[begin RECORDS FOR THIS TASK]

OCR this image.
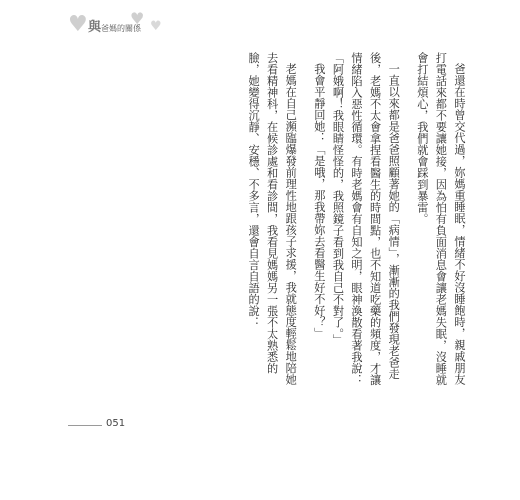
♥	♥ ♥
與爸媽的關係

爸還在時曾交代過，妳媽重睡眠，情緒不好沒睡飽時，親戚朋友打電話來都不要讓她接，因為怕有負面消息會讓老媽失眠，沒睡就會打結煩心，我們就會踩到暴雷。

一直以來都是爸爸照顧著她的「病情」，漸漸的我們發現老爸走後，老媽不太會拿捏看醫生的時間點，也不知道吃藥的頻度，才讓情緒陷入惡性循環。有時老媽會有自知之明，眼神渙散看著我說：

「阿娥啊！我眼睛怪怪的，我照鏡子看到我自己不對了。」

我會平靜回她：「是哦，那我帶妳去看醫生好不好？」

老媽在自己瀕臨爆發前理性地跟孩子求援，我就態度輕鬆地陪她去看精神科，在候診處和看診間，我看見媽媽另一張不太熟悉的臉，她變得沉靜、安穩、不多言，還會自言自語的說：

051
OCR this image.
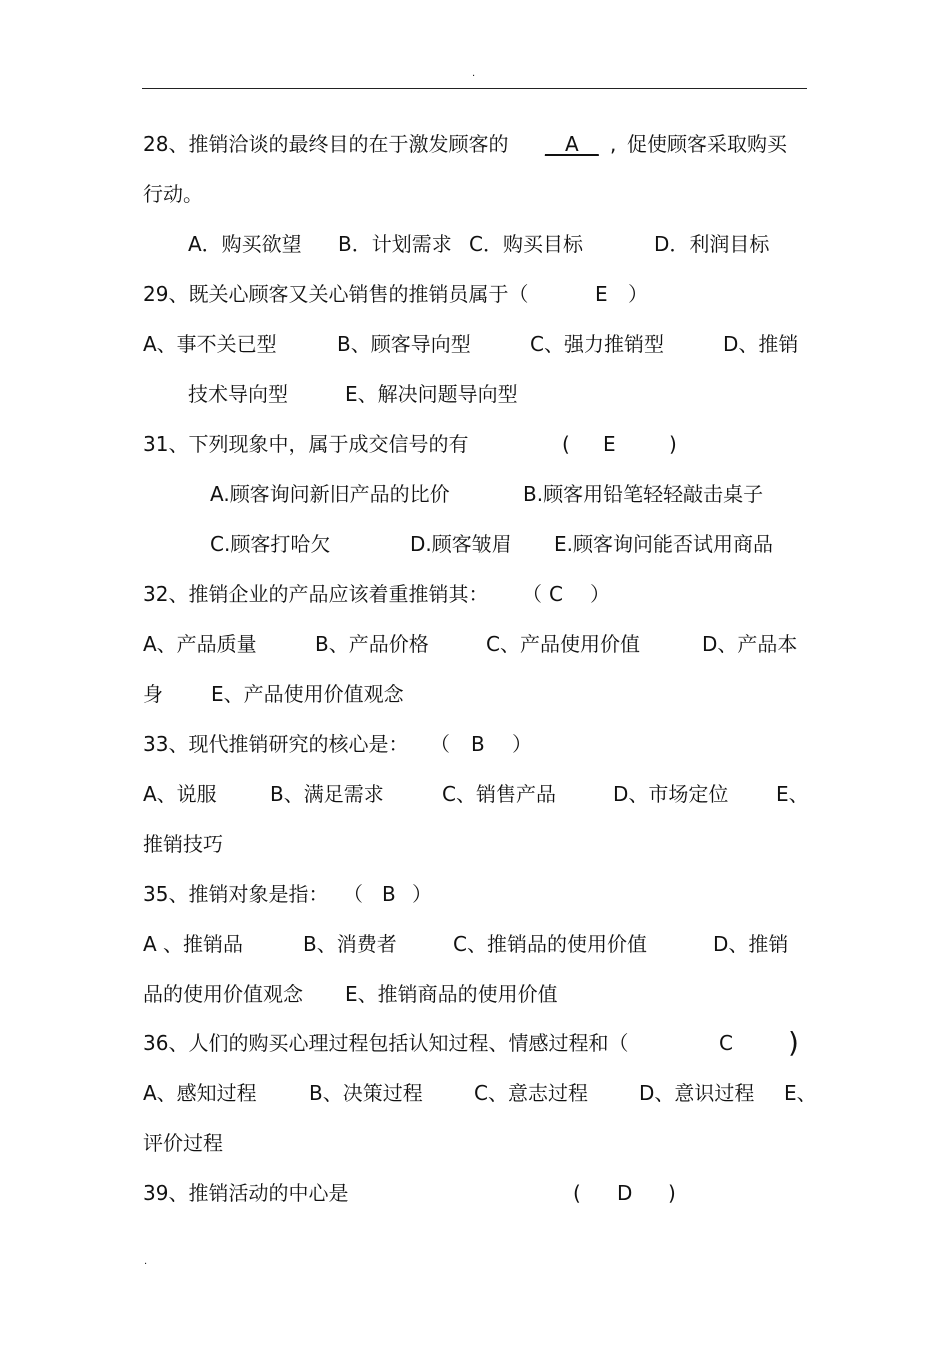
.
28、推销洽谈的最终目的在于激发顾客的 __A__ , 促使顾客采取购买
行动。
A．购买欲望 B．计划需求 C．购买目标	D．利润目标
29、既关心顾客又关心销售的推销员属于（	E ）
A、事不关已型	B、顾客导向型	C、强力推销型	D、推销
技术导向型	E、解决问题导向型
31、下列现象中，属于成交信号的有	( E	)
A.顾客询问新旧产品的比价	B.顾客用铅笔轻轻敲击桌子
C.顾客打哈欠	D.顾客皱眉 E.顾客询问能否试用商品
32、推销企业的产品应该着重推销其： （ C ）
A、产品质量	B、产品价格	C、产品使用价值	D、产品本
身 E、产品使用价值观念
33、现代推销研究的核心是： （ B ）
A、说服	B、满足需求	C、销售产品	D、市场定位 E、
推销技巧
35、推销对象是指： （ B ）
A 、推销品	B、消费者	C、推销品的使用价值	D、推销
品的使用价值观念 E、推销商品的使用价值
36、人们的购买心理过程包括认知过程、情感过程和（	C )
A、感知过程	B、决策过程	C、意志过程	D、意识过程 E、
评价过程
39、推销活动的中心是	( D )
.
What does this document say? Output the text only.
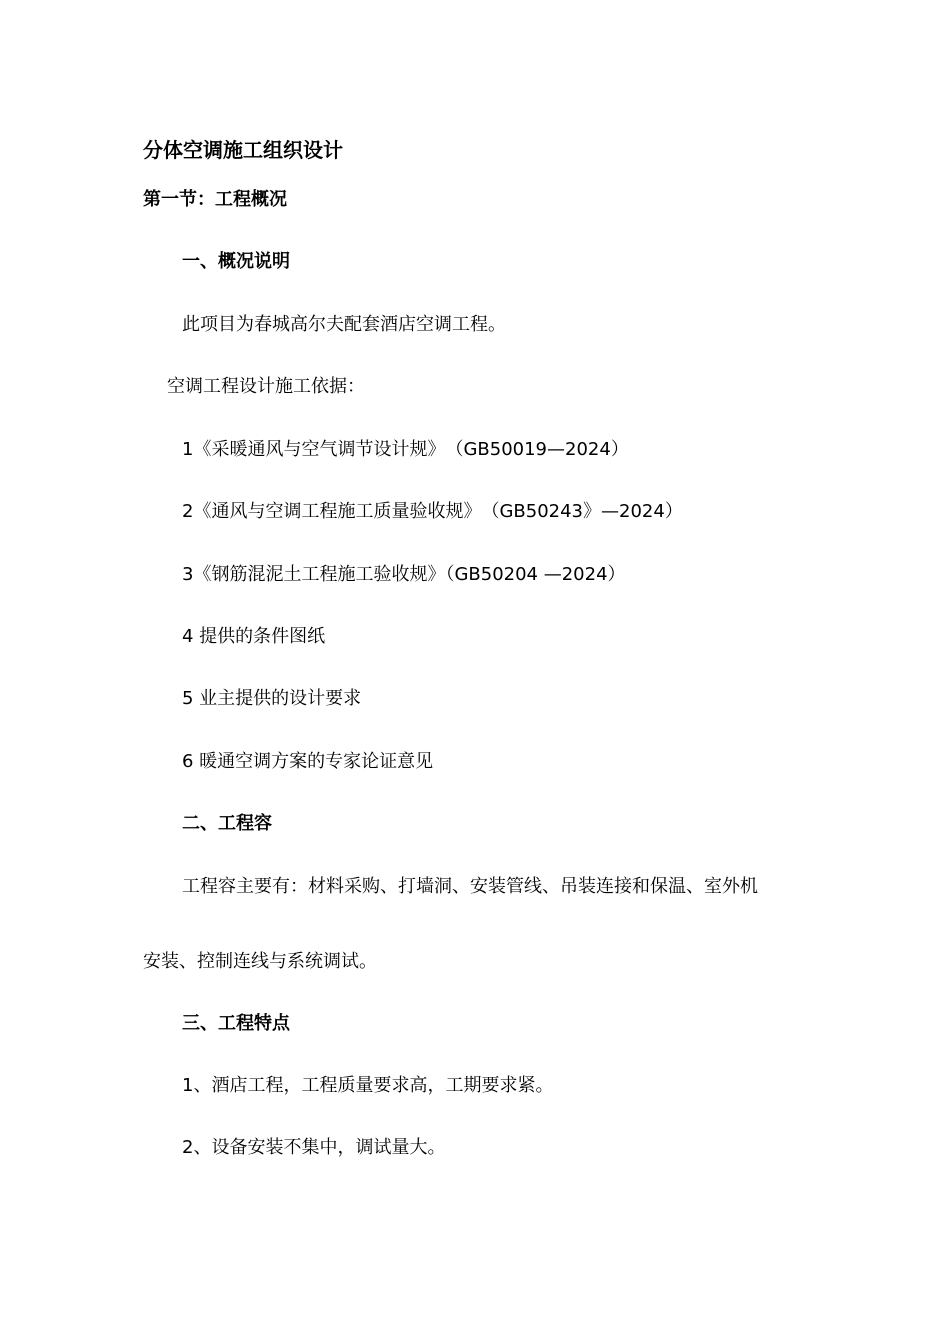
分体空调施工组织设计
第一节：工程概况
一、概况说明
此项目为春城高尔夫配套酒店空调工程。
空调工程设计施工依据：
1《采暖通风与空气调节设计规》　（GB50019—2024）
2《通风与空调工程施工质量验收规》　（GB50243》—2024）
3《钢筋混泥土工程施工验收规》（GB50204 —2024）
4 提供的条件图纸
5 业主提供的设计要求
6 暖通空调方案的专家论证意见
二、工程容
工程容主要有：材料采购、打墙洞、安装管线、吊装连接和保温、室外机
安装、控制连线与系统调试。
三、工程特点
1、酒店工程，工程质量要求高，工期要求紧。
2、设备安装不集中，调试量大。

[end RECORDS FOR THIS TASK]

WORK REQUIRED. Will you repeat the material above, but only from the line containing "What does this" through its last line, exactly and without the pictures?

SOLUTION TO THIS EXERCISE.
What does this document say? Output the text only.
分体空调施工组织设计
第一节：工程概况
一、概况说明
此项目为春城高尔夫配套酒店空调工程。
空调工程设计施工依据：
1《采暖通风与空气调节设计规》　（GB50019—2024）
2《通风与空调工程施工质量验收规》　（GB50243》—2024）
3《钢筋混泥土工程施工验收规》（GB50204 —2024）
4 提供的条件图纸
5 业主提供的设计要求
6 暖通空调方案的专家论证意见
二、工程容
工程容主要有：材料采购、打墙洞、安装管线、吊装连接和保温、室外机
安装、控制连线与系统调试。
三、工程特点
1、酒店工程，工程质量要求高，工期要求紧。
2、设备安装不集中，调试量大。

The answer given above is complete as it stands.